[begin DATA LISTING]

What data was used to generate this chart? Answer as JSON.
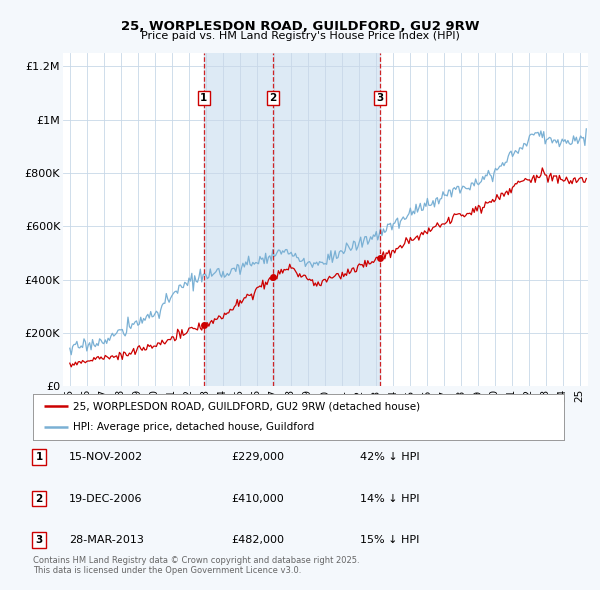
{
  "title": "25, WORPLESDON ROAD, GUILDFORD, GU2 9RW",
  "subtitle": "Price paid vs. HM Land Registry's House Price Index (HPI)",
  "background_color": "#f4f8fc",
  "plot_bg_color": "#ffffff",
  "red_line_color": "#cc0000",
  "blue_line_color": "#7ab0d4",
  "grid_color": "#c8d8e8",
  "shade_color": "#ddeaf5",
  "vline_color": "#cc0000",
  "purchases": [
    {
      "label": "1",
      "date_num": 2002.88,
      "price": 229000,
      "note": "42% ↓ HPI",
      "date_str": "15-NOV-2002"
    },
    {
      "label": "2",
      "date_num": 2006.96,
      "price": 410000,
      "note": "14% ↓ HPI",
      "date_str": "19-DEC-2006"
    },
    {
      "label": "3",
      "date_num": 2013.24,
      "price": 482000,
      "note": "15% ↓ HPI",
      "date_str": "28-MAR-2013"
    }
  ],
  "ylim": [
    0,
    1250000
  ],
  "xlim": [
    1994.6,
    2025.5
  ],
  "yticks": [
    0,
    200000,
    400000,
    600000,
    800000,
    1000000,
    1200000
  ],
  "ytick_labels": [
    "£0",
    "£200K",
    "£400K",
    "£600K",
    "£800K",
    "£1M",
    "£1.2M"
  ],
  "xtick_years": [
    1995,
    1996,
    1997,
    1998,
    1999,
    2000,
    2001,
    2002,
    2003,
    2004,
    2005,
    2006,
    2007,
    2008,
    2009,
    2010,
    2011,
    2012,
    2013,
    2014,
    2015,
    2016,
    2017,
    2018,
    2019,
    2020,
    2021,
    2022,
    2023,
    2024,
    2025
  ],
  "legend_items": [
    {
      "label": "25, WORPLESDON ROAD, GUILDFORD, GU2 9RW (detached house)",
      "color": "#cc0000"
    },
    {
      "label": "HPI: Average price, detached house, Guildford",
      "color": "#7ab0d4"
    }
  ],
  "footer": "Contains HM Land Registry data © Crown copyright and database right 2025.\nThis data is licensed under the Open Government Licence v3.0."
}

[end DATA LISTING]

Go through the lines above. Select every one that has the string "ROAD".

[RESULT FOR THIS EXERCISE]:
  "title": "25, WORPLESDON ROAD, GUILDFORD, GU2 9RW",
      "label": "25, WORPLESDON ROAD, GUILDFORD, GU2 9RW (detached house)",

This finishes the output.